-- BEGIN Record list --

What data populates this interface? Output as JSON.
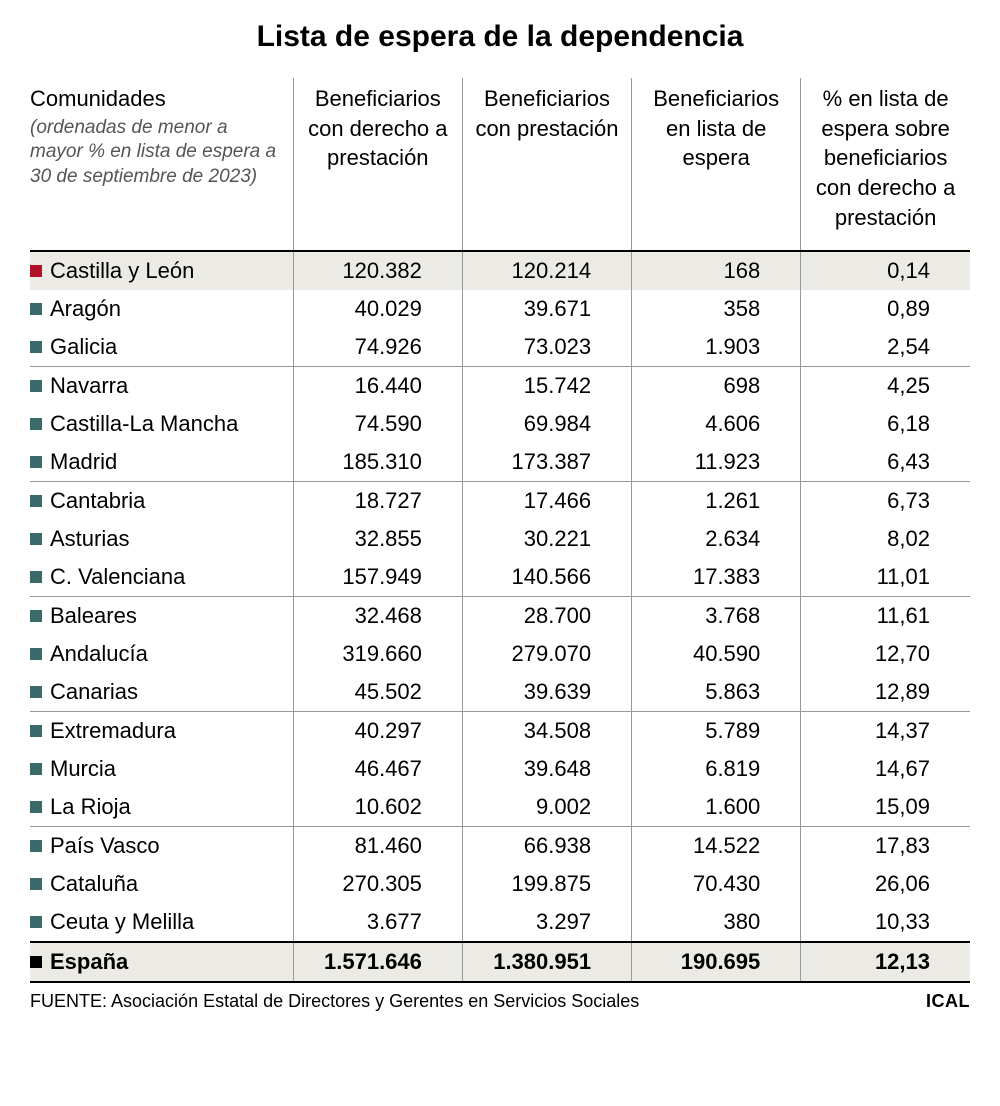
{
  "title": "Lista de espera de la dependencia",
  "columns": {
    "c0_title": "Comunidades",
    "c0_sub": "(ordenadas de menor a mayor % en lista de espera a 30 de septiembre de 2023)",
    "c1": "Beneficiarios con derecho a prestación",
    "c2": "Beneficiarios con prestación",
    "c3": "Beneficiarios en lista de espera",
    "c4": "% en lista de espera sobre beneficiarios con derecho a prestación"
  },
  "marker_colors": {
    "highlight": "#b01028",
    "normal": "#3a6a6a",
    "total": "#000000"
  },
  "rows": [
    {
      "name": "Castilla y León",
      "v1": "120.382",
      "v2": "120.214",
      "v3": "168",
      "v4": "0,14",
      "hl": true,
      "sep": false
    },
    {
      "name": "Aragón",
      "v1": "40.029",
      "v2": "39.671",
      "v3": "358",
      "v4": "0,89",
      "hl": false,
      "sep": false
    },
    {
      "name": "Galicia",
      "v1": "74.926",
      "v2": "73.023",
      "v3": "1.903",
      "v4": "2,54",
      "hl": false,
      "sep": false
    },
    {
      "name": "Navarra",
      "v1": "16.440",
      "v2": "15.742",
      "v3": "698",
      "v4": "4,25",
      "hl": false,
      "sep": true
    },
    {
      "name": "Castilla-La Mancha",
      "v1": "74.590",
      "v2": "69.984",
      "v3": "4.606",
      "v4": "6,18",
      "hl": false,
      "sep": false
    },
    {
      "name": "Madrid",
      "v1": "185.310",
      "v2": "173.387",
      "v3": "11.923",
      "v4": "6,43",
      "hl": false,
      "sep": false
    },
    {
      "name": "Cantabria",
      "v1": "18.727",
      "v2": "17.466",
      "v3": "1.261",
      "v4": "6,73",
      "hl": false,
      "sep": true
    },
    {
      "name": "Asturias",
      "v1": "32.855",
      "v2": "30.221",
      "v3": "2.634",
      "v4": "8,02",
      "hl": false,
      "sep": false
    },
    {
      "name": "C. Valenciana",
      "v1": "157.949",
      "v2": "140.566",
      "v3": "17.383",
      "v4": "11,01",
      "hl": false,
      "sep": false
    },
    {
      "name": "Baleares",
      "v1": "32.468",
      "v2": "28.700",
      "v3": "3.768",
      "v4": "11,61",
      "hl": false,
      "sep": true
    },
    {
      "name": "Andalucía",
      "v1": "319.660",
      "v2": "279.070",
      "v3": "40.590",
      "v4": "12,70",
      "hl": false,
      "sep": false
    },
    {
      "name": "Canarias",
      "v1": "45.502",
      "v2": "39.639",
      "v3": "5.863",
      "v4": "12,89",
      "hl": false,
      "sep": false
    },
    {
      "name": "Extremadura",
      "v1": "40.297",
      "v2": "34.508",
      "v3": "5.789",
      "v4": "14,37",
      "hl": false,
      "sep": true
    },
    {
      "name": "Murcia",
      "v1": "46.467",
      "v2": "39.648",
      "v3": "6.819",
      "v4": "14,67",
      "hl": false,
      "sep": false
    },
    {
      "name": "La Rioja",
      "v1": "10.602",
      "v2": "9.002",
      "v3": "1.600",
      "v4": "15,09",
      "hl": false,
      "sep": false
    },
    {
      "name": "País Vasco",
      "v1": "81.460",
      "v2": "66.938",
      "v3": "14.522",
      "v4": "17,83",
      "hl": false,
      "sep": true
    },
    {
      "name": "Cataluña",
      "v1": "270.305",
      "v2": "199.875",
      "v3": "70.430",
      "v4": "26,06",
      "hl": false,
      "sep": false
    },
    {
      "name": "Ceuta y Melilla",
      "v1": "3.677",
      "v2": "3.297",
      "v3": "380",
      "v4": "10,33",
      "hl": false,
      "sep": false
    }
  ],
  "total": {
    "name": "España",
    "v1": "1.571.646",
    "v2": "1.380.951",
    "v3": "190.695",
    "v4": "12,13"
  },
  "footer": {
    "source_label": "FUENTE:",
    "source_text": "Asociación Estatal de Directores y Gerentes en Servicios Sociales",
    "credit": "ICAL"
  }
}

-- END Record list --

Problem details:
In the records above, locate each line with the word "Castilla". Copy all such lines.

Exercise output:
      "name": "Castilla y León",
      "name": "Castilla-La Mancha",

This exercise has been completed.